━━━ RECORD LIST ━━━

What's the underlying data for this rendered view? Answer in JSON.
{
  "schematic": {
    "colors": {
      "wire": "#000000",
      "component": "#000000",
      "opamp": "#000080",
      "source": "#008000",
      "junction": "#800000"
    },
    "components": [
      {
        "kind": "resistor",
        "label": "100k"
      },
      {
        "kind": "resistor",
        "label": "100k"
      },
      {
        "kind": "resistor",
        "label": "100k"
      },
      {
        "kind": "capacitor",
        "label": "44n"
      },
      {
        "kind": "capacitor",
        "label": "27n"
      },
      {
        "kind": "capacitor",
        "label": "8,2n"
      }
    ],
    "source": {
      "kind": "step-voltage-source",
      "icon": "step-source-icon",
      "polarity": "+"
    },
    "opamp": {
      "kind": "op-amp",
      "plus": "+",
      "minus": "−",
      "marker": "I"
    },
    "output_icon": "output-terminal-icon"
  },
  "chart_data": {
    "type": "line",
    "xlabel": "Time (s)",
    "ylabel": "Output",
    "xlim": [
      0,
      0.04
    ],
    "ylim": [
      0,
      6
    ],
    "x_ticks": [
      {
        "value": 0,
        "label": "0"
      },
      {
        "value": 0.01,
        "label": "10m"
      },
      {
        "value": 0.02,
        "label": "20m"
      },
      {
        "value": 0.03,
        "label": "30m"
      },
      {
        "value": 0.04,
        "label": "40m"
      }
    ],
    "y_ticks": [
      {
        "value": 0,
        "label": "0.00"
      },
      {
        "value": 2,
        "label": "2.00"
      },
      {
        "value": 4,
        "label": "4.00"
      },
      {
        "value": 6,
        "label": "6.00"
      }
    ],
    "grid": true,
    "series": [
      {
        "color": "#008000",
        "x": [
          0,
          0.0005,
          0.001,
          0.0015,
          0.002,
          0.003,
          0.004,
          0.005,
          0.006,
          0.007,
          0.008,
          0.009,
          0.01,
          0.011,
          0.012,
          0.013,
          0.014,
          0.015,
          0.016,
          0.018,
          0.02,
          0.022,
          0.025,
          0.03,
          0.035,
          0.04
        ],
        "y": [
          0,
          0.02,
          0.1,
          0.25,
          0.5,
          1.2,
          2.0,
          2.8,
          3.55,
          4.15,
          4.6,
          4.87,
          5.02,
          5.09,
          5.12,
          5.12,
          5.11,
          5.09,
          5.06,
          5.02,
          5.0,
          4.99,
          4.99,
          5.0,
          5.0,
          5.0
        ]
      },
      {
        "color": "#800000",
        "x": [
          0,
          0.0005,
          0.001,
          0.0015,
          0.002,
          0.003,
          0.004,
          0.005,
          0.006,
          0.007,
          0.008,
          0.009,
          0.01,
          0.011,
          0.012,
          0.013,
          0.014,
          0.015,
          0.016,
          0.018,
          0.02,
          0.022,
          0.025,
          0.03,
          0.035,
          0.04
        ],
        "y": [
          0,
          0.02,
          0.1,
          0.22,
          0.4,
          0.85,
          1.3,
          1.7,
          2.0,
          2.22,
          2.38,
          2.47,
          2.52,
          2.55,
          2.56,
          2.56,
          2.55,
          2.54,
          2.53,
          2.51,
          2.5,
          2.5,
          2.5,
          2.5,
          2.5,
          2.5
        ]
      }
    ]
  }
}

━━━

▸ **GOAL**
Collect each line containing the string "source".

▸ **OUTPUT OF THE EXERCISE**
      "source": "#008000",
    "source": {
      "kind": "step-voltage-source",
      "icon": "step-source-icon",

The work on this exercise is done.